◆ Exercise prompt: Copy each line of the records that holds the string "frac".

(Data listing)
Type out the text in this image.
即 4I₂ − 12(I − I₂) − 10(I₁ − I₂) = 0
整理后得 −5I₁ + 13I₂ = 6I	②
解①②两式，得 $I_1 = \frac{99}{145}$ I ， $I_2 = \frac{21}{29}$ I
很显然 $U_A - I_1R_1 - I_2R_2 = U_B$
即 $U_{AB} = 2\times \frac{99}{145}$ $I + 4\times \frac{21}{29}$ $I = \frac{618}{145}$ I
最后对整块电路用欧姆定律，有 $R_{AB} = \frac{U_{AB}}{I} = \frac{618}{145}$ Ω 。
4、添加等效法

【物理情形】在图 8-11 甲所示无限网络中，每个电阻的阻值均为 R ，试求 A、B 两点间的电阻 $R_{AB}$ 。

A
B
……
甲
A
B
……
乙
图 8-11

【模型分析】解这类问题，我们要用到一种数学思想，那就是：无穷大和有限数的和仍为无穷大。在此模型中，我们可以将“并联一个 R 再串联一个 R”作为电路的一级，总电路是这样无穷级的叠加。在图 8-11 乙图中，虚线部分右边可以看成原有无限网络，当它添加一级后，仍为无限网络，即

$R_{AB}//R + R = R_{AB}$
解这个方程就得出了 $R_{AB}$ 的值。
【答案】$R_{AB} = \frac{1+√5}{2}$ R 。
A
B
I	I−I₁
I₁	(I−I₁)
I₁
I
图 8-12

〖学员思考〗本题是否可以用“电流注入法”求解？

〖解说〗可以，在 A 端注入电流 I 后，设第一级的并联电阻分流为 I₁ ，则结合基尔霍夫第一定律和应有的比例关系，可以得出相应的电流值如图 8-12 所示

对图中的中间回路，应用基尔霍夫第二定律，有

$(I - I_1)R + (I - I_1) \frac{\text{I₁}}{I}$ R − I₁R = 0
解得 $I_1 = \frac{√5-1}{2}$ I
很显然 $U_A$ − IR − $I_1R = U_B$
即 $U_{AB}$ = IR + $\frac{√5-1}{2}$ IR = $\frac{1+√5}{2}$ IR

◆ The answer:
解①②两式，得 $I_1 = \frac{99}{145}$ I ， $I_2 = \frac{21}{29}$ I
即 $U_{AB} = 2\times \frac{99}{145}$ $I + 4\times \frac{21}{29}$ $I = \frac{618}{145}$ I
最后对整块电路用欧姆定律，有 $R_{AB} = \frac{U_{AB}}{I} = \frac{618}{145}$ Ω 。
【答案】$R_{AB} = \frac{1+√5}{2}$ R 。
$(I - I_1)R + (I - I_1) \frac{\text{I₁}}{I}$ R − I₁R = 0
解得 $I_1 = \frac{√5-1}{2}$ I
即 $U_{AB}$ = IR + $\frac{√5-1}{2}$ IR = $\frac{1+√5}{2}$ IR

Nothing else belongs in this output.